**AIM OF THE EXERCISE:** Restate the listing below word for word, omitting any images.

**TASK DATA:**
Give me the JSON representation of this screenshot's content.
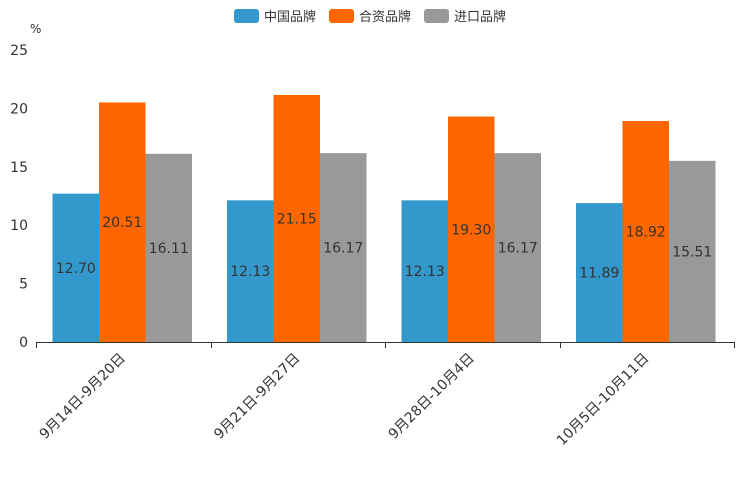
{
  "chart_data": {
    "type": "bar",
    "title": "",
    "xlabel": "",
    "ylabel": "%",
    "ylim": [
      0,
      25
    ],
    "yticks": [
      0,
      5,
      10,
      15,
      20,
      25
    ],
    "categories": [
      "9月14日-9月20日",
      "9月21日-9月27日",
      "9月28日-10月4日",
      "10月5日-10月11日"
    ],
    "series": [
      {
        "name": "中国品牌",
        "color": "#3399cc",
        "values": [
          12.7,
          12.13,
          12.13,
          11.89
        ],
        "labels": [
          "12.70",
          "12.13",
          "12.13",
          "11.89"
        ]
      },
      {
        "name": "合资品牌",
        "color": "#ff6600",
        "values": [
          20.51,
          21.15,
          19.3,
          18.92
        ],
        "labels": [
          "20.51",
          "21.15",
          "19.30",
          "18.92"
        ]
      },
      {
        "name": "进口品牌",
        "color": "#999999",
        "values": [
          16.11,
          16.17,
          16.17,
          15.51
        ],
        "labels": [
          "16.11",
          "16.17",
          "16.17",
          "15.51"
        ]
      }
    ],
    "legend_position": "top-center",
    "grid": false
  }
}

**RESULT FOR THIS EXERCISE:**
Give me the JSON representation of this screenshot's content.
{
  "chart_data": {
    "type": "bar",
    "title": "",
    "xlabel": "",
    "ylabel": "%",
    "ylim": [
      0,
      25
    ],
    "yticks": [
      0,
      5,
      10,
      15,
      20,
      25
    ],
    "categories": [
      "9月14日-9月20日",
      "9月21日-9月27日",
      "9月28日-10月4日",
      "10月5日-10月11日"
    ],
    "series": [
      {
        "name": "中国品牌",
        "color": "#3399cc",
        "values": [
          12.7,
          12.13,
          12.13,
          11.89
        ],
        "labels": [
          "12.70",
          "12.13",
          "12.13",
          "11.89"
        ]
      },
      {
        "name": "合资品牌",
        "color": "#ff6600",
        "values": [
          20.51,
          21.15,
          19.3,
          18.92
        ],
        "labels": [
          "20.51",
          "21.15",
          "19.30",
          "18.92"
        ]
      },
      {
        "name": "进口品牌",
        "color": "#999999",
        "values": [
          16.11,
          16.17,
          16.17,
          15.51
        ],
        "labels": [
          "16.11",
          "16.17",
          "16.17",
          "15.51"
        ]
      }
    ],
    "legend_position": "top-center",
    "grid": false
  }
}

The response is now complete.